[Exercise objective]: Make an exact copy of the entries below with the pictures removed.

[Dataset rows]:
————————
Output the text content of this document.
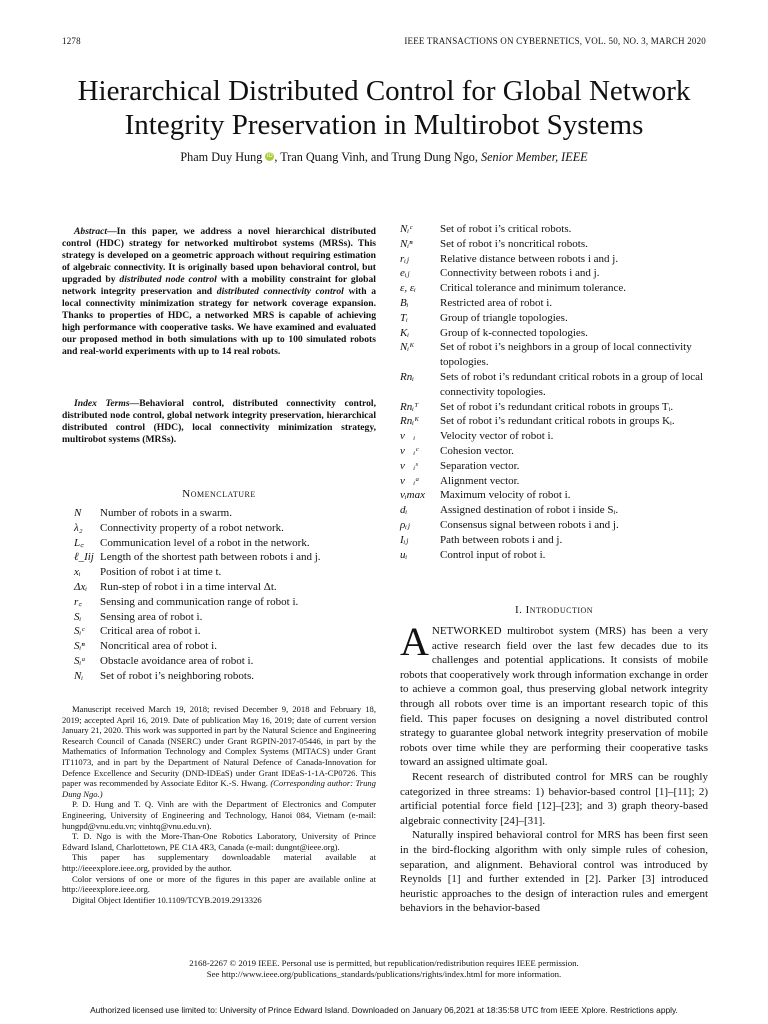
1278	IEEE TRANSACTIONS ON CYBERNETICS, VOL. 50, NO. 3, MARCH 2020
Hierarchical Distributed Control for Global Network
Integrity Preservation in Multirobot Systems
Pham Duy Hung iD , Tran Quang Vinh, and Trung Dung Ngo, Senior Member, IEEE

Abstract—In this paper, we address a novel hierarchical distributed control (HDC) strategy for networked multirobot systems (MRSs). This strategy is developed on a geometric approach without requiring estimation of algebraic connectivity. It is originally based upon behavioral control, but upgraded by distributed node control with a mobility constraint for global network integrity preservation and distributed connectivity control with a local connectivity minimization strategy for network coverage expansion. Thanks to properties of HDC, a networked MRS is capable of achieving high performance with cooperative tasks. We have examined and evaluated our proposed method in both simulations with up to 100 simulated robots and real-world experiments with up to 14 real robots.

Index Terms—Behavioral control, distributed connectivity control, distributed node control, global network integrity preservation, hierarchical distributed control (HDC), local connectivity minimization strategy, multirobot systems (MRSs).

Nomenclature
N	Number of robots in a swarm.
λ₂	Connectivity property of a robot network.
L꜀	Communication level of a robot in the network.
ℓ_Iij Length of the shortest path between robots i and j.
xᵢ	Position of robot i at time t.
Δxᵢ	Run-step of robot i in a time interval Δt.
r꜀	Sensing and communication range of robot i.
Sᵢ	Sensing area of robot i.
Sᵢᶜ	Critical area of robot i.
Sᵢⁿ	Noncritical area of robot i.
Sᵢᵃ	Obstacle avoidance area of robot i.
Nᵢ	Set of robot i’s neighboring robots.
Nᵢᶜ	Set of robot i’s critical robots.
Nᵢⁿ	Set of robot i’s noncritical robots.
rᵢⱼ	Relative distance between robots i and j.
eᵢⱼ	Connectivity between robots i and j.
ε, εᵢ	Critical tolerance and minimum tolerance.
Bᵢ	Restricted area of robot i.
Tᵢ	Group of triangle topologies.
Kᵢ	Group of k-connected topologies.
Nᵢᴷ	Set of robot i’s neighbors in a group of local connectivity topologies.
Rnᵢ	Sets of robot i’s redundant critical robots in a group of local connectivity topologies.
Rnᵢᵀ	Set of robot i’s redundant critical robots in groups Tᵢ.
Rnᵢᴷ	Set of robot i’s redundant critical robots in groups Kᵢ.
v⃗ᵢ	Velocity vector of robot i.
v⃗ᵢᶜ	Cohesion vector.
v⃗ᵢˢ	Separation vector.
v⃗ᵢᵃ	Alignment vector.
vᵢmax	Maximum velocity of robot i.
dᵢ	Assigned destination of robot i inside Sᵢ.
ρᵢⱼ	Consensus signal between robots i and j.
Iᵢⱼ	Path between robots i and j.
uᵢ	Control input of robot i.

Manuscript received March 19, 2018; revised December 9, 2018 and February 18, 2019; accepted April 16, 2019. Date of publication May 16, 2019; date of current version January 21, 2020. This work was supported in part by the Natural Science and Engineering Research Council of Canada (NSERC) under Grant RGPIN-2017-05446, in part by the Mathematics of Information Technology and Complex Systems (MITACS) under Grant IT11073, and in part by the Department of Natural Defence of Canada-Innovation for Defence Excellence and Security (DND-IDEaS) under Grant IDEaS-1-1A-CP0726. This paper was recommended by Associate Editor K.-S. Hwang. (Corresponding author: Trung Dung Ngo.)

P. D. Hung and T. Q. Vinh are with the Department of Electronics and Computer Engineering, University of Engineering and Technology, Hanoi 084, Vietnam (e-mail: hungpd@vnu.edu.vn; vinhtq@vnu.edu.vn).

T. D. Ngo is with the More-Than-One Robotics Laboratory, University of Prince Edward Island, Charlottetown, PE C1A 4R3, Canada (e-mail: dungnt@ieee.org).

This paper has supplementary downloadable material available at http://ieeexplore.ieee.org, provided by the author.

Color versions of one or more of the figures in this paper are available online at http://ieeexplore.ieee.org.

Digital Object Identifier 10.1109/TCYB.2019.2913326

I. Introduction

ANETWORKED multirobot system (MRS) has been a very active research field over the last few decades due to its challenges and potential applications. It consists of mobile robots that cooperatively work through information exchange in order to achieve a common goal, thus preserving global network integrity through all robots over time is an important research topic of this field. This paper focuses on designing a novel distributed control strategy to guarantee global network integrity preservation of mobile robots over time while they are performing their cooperative tasks toward an assigned ultimate goal.

Recent research of distributed control for MRS can be roughly categorized in three streams: 1) behavior-based control [1]–[11]; 2) artificial potential force field [12]–[23]; and 3) graph theory-based algebraic connectivity [24]–[31].

Naturally inspired behavioral control for MRS has been first seen in the bird-flocking algorithm with only simple rules of cohesion, separation, and alignment. Behavioral control was introduced by Reynolds [1] and further extended in [2]. Parker [3] introduced heuristic approaches to the design of interaction rules and emergent behaviors in the behavior-based

2168-2267 © 2019 IEEE. Personal use is permitted, but republication/redistribution requires IEEE permission.
See http://www.ieee.org/publications_standards/publications/rights/index.html for more information.
Authorized licensed use limited to: University of Prince Edward Island. Downloaded on January 06,2021 at 18:35:58 UTC from IEEE Xplore. Restrictions apply.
————————
[The result]:
Output the text content of this document.
1278	IEEE TRANSACTIONS ON CYBERNETICS, VOL. 50, NO. 3, MARCH 2020
Hierarchical Distributed Control for Global Network
Integrity Preservation in Multirobot Systems
Pham Duy Hung iD , Tran Quang Vinh, and Trung Dung Ngo, Senior Member, IEEE

Abstract—In this paper, we address a novel hierarchical distributed control (HDC) strategy for networked multirobot systems (MRSs). This strategy is developed on a geometric approach without requiring estimation of algebraic connectivity. It is originally based upon behavioral control, but upgraded by distributed node control with a mobility constraint for global network integrity preservation and distributed connectivity control with a local connectivity minimization strategy for network coverage expansion. Thanks to properties of HDC, a networked MRS is capable of achieving high performance with cooperative tasks. We have examined and evaluated our proposed method in both simulations with up to 100 simulated robots and real-world experiments with up to 14 real robots.

Index Terms—Behavioral control, distributed connectivity control, distributed node control, global network integrity preservation, hierarchical distributed control (HDC), local connectivity minimization strategy, multirobot systems (MRSs).

Nomenclature
N	Number of robots in a swarm.
λ₂	Connectivity property of a robot network.
L꜀	Communication level of a robot in the network.
ℓ_Iij Length of the shortest path between robots i and j.
xᵢ	Position of robot i at time t.
Δxᵢ	Run-step of robot i in a time interval Δt.
r꜀	Sensing and communication range of robot i.
Sᵢ	Sensing area of robot i.
Sᵢᶜ	Critical area of robot i.
Sᵢⁿ	Noncritical area of robot i.
Sᵢᵃ	Obstacle avoidance area of robot i.
Nᵢ	Set of robot i’s neighboring robots.
Nᵢᶜ	Set of robot i’s critical robots.
Nᵢⁿ	Set of robot i’s noncritical robots.
rᵢⱼ	Relative distance between robots i and j.
eᵢⱼ	Connectivity between robots i and j.
ε, εᵢ	Critical tolerance and minimum tolerance.
Bᵢ	Restricted area of robot i.
Tᵢ	Group of triangle topologies.
Kᵢ	Group of k-connected topologies.
Nᵢᴷ	Set of robot i’s neighbors in a group of local connectivity topologies.
Rnᵢ	Sets of robot i’s redundant critical robots in a group of local connectivity topologies.
Rnᵢᵀ	Set of robot i’s redundant critical robots in groups Tᵢ.
Rnᵢᴷ	Set of robot i’s redundant critical robots in groups Kᵢ.
v⃗ᵢ	Velocity vector of robot i.
v⃗ᵢᶜ	Cohesion vector.
v⃗ᵢˢ	Separation vector.
v⃗ᵢᵃ	Alignment vector.
vᵢmax	Maximum velocity of robot i.
dᵢ	Assigned destination of robot i inside Sᵢ.
ρᵢⱼ	Consensus signal between robots i and j.
Iᵢⱼ	Path between robots i and j.
uᵢ	Control input of robot i.

Manuscript received March 19, 2018; revised December 9, 2018 and February 18, 2019; accepted April 16, 2019. Date of publication May 16, 2019; date of current version January 21, 2020. This work was supported in part by the Natural Science and Engineering Research Council of Canada (NSERC) under Grant RGPIN-2017-05446, in part by the Mathematics of Information Technology and Complex Systems (MITACS) under Grant IT11073, and in part by the Department of Natural Defence of Canada-Innovation for Defence Excellence and Security (DND-IDEaS) under Grant IDEaS-1-1A-CP0726. This paper was recommended by Associate Editor K.-S. Hwang. (Corresponding author: Trung Dung Ngo.)

P. D. Hung and T. Q. Vinh are with the Department of Electronics and Computer Engineering, University of Engineering and Technology, Hanoi 084, Vietnam (e-mail: hungpd@vnu.edu.vn; vinhtq@vnu.edu.vn).

T. D. Ngo is with the More-Than-One Robotics Laboratory, University of Prince Edward Island, Charlottetown, PE C1A 4R3, Canada (e-mail: dungnt@ieee.org).

This paper has supplementary downloadable material available at http://ieeexplore.ieee.org, provided by the author.

Color versions of one or more of the figures in this paper are available online at http://ieeexplore.ieee.org.

Digital Object Identifier 10.1109/TCYB.2019.2913326

I. Introduction

ANETWORKED multirobot system (MRS) has been a very active research field over the last few decades due to its challenges and potential applications. It consists of mobile robots that cooperatively work through information exchange in order to achieve a common goal, thus preserving global network integrity through all robots over time is an important research topic of this field. This paper focuses on designing a novel distributed control strategy to guarantee global network integrity preservation of mobile robots over time while they are performing their cooperative tasks toward an assigned ultimate goal.

Recent research of distributed control for MRS can be roughly categorized in three streams: 1) behavior-based control [1]–[11]; 2) artificial potential force field [12]–[23]; and 3) graph theory-based algebraic connectivity [24]–[31].

Naturally inspired behavioral control for MRS has been first seen in the bird-flocking algorithm with only simple rules of cohesion, separation, and alignment. Behavioral control was introduced by Reynolds [1] and further extended in [2]. Parker [3] introduced heuristic approaches to the design of interaction rules and emergent behaviors in the behavior-based

2168-2267 © 2019 IEEE. Personal use is permitted, but republication/redistribution requires IEEE permission.
See http://www.ieee.org/publications_standards/publications/rights/index.html for more information.
Authorized licensed use limited to: University of Prince Edward Island. Downloaded on January 06,2021 at 18:35:58 UTC from IEEE Xplore. Restrictions apply.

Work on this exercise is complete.